# MATERIAL FOR THIS TASK

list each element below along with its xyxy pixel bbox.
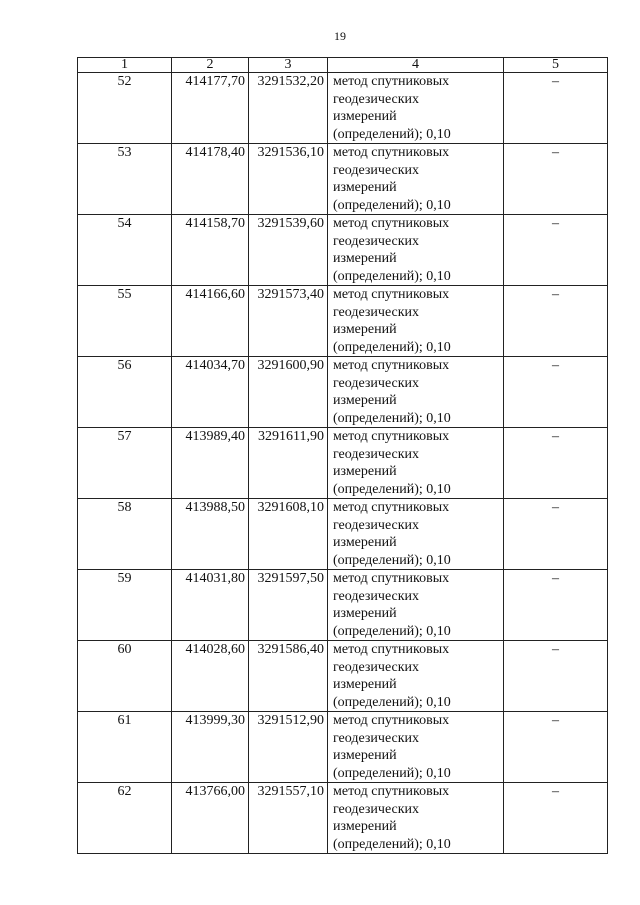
method-description — [328, 783, 504, 854]
table-body — [78, 73, 608, 854]
method-line: метод спутниковых — [333, 500, 450, 515]
table-row — [78, 428, 608, 499]
method-line: измерений — [333, 393, 397, 408]
coordinate-x: 414178,40 — [172, 144, 249, 215]
method-line: геодезических — [333, 304, 420, 320]
method-line: геодезических — [333, 659, 420, 675]
table-row — [78, 357, 608, 428]
method-description — [328, 712, 504, 783]
note-dash: – — [504, 357, 608, 428]
coordinate-y: 3291600,90 — [249, 357, 328, 428]
method-description — [328, 357, 504, 428]
method-line: геодезических — [333, 375, 420, 391]
method-line: метод спутниковых — [333, 145, 450, 160]
table-row — [78, 783, 608, 854]
note-dash: – — [504, 286, 608, 357]
coordinate-y: 3291539,60 — [249, 215, 328, 286]
method-line: метод спутниковых — [333, 358, 450, 373]
coordinate-x: 413766,00 — [172, 783, 249, 854]
header-col-3: 3 — [249, 58, 328, 73]
point-number: 55 — [78, 286, 172, 357]
method-description — [328, 641, 504, 712]
method-description — [328, 73, 504, 144]
point-number: 54 — [78, 215, 172, 286]
note-dash: – — [504, 712, 608, 783]
method-line: (определений); 0,10 — [333, 552, 451, 568]
method-line: метод спутниковых — [333, 642, 450, 657]
table-row — [78, 712, 608, 783]
method-line: метод спутниковых — [333, 287, 450, 302]
coordinate-x: 413989,40 — [172, 428, 249, 499]
coordinate-y: 3291512,90 — [249, 712, 328, 783]
method-line: измерений — [333, 180, 397, 195]
header-row — [78, 58, 608, 73]
method-line: (определений); 0,10 — [333, 481, 451, 497]
note-dash: – — [504, 428, 608, 499]
point-number: 53 — [78, 144, 172, 215]
method-line: измерений — [333, 606, 397, 621]
method-line: метод спутниковых — [333, 571, 450, 586]
header-col-5: 5 — [504, 58, 608, 73]
method-line: измерений — [333, 322, 397, 337]
coordinate-y: 3291586,40 — [249, 641, 328, 712]
method-description — [328, 499, 504, 570]
note-dash: – — [504, 144, 608, 215]
method-line: измерений — [333, 677, 397, 692]
method-line: геодезических — [333, 517, 420, 533]
method-line: измерений — [333, 109, 397, 124]
table-row — [78, 73, 608, 144]
coordinate-x: 414166,60 — [172, 286, 249, 357]
point-number: 57 — [78, 428, 172, 499]
header-col-4: 4 — [328, 58, 504, 73]
method-line: (определений); 0,10 — [333, 765, 451, 781]
coordinate-y: 3291611,90 — [249, 428, 328, 499]
method-line: метод спутниковых — [333, 713, 450, 728]
method-line: метод спутниковых — [333, 784, 450, 799]
point-number: 62 — [78, 783, 172, 854]
header-col-2: 2 — [172, 58, 249, 73]
coordinate-x: 414177,70 — [172, 73, 249, 144]
method-line: геодезических — [333, 730, 420, 746]
method-line: измерений — [333, 535, 397, 550]
method-line: геодезических — [333, 588, 420, 604]
method-line: метод спутниковых — [333, 429, 450, 444]
method-line: геодезических — [333, 91, 420, 107]
note-dash: – — [504, 783, 608, 854]
coordinate-x: 413999,30 — [172, 712, 249, 783]
method-line: (определений); 0,10 — [333, 623, 451, 639]
method-line: геодезических — [333, 446, 420, 462]
method-description — [328, 286, 504, 357]
coordinates-table — [77, 57, 608, 854]
coordinate-y: 3291597,50 — [249, 570, 328, 641]
point-number: 61 — [78, 712, 172, 783]
table-row — [78, 641, 608, 712]
point-number: 52 — [78, 73, 172, 144]
coordinate-y: 3291608,10 — [249, 499, 328, 570]
coordinate-x: 413988,50 — [172, 499, 249, 570]
coordinate-y: 3291532,20 — [249, 73, 328, 144]
method-description — [328, 215, 504, 286]
note-dash: – — [504, 73, 608, 144]
method-line: (определений); 0,10 — [333, 410, 451, 426]
coordinate-y: 3291536,10 — [249, 144, 328, 215]
table-row — [78, 286, 608, 357]
coordinate-y: 3291557,10 — [249, 783, 328, 854]
coordinate-y: 3291573,40 — [249, 286, 328, 357]
coordinate-x: 414031,80 — [172, 570, 249, 641]
point-number: 56 — [78, 357, 172, 428]
method-line: измерений — [333, 819, 397, 834]
coordinate-x: 414034,70 — [172, 357, 249, 428]
coordinate-x: 414028,60 — [172, 641, 249, 712]
note-dash: – — [504, 641, 608, 712]
point-number: 59 — [78, 570, 172, 641]
method-line: измерений — [333, 251, 397, 266]
method-description — [328, 144, 504, 215]
method-line: (определений); 0,10 — [333, 339, 451, 355]
method-line: (определений); 0,10 — [333, 197, 451, 213]
header-col-1: 1 — [78, 58, 172, 73]
method-line: измерений — [333, 748, 397, 763]
method-line: измерений — [333, 464, 397, 479]
method-line: (определений); 0,10 — [333, 268, 451, 284]
point-number: 58 — [78, 499, 172, 570]
page-number: 19 — [334, 29, 346, 43]
note-dash: – — [504, 499, 608, 570]
method-line: геодезических — [333, 801, 420, 817]
method-line: метод спутниковых — [333, 216, 450, 231]
note-dash: – — [504, 215, 608, 286]
table-header — [78, 58, 608, 73]
table-row — [78, 144, 608, 215]
coordinate-x: 414158,70 — [172, 215, 249, 286]
method-line: геодезических — [333, 233, 420, 249]
method-line: (определений); 0,10 — [333, 694, 451, 710]
point-number: 60 — [78, 641, 172, 712]
method-line: (определений); 0,10 — [333, 126, 451, 142]
table-row — [78, 499, 608, 570]
note-dash: – — [504, 570, 608, 641]
table-row — [78, 215, 608, 286]
method-description — [328, 428, 504, 499]
table-row — [78, 570, 608, 641]
method-line: (определений); 0,10 — [333, 836, 451, 852]
method-line: геодезических — [333, 162, 420, 178]
method-description — [328, 570, 504, 641]
method-line: метод спутниковых — [333, 74, 450, 89]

# WRITTEN EXERCISE
Format everything in the records above, from the line containing "method-description — [328, 783, 504, 854]" down to the line containing "note-dash: – — [504, 286, 608, 357]", both included, as a Markdown table with a Row column for the row number and an Entry column for the line. Omit blank lines.

# IN RESPONSE
| Row | Entry |
|---|---|
| 1 | method-description — [328, 783, 504, 854] |
| 2 | table-body — [78, 73, 608, 854] |
| 3 | method-line: метод спутниковых — [333, 500, 450, 515] |
| 4 | table-row — [78, 428, 608, 499] |
| 5 | method-line: измерений — [333, 393, 397, 408] |
| 6 | coordinate-x: 414178,40 — [172, 144, 249, 215] |
| 7 | method-line: геодезических — [333, 304, 420, 320] |
| 8 | method-line: геодезических — [333, 659, 420, 675] |
| 9 | table-row — [78, 357, 608, 428] |
| 10 | method-description — [328, 712, 504, 783] |
| 11 | note-dash: – — [504, 357, 608, 428] |
| 12 | coordinate-y: 3291600,90 — [249, 357, 328, 428] |
| 13 | method-description — [328, 357, 504, 428] |
| 14 | method-line: геодезических — [333, 375, 420, 391] |
| 15 | method-line: метод спутниковых — [333, 145, 450, 160] |
| 16 | table-row — [78, 783, 608, 854] |
| 17 | note-dash: – — [504, 286, 608, 357] |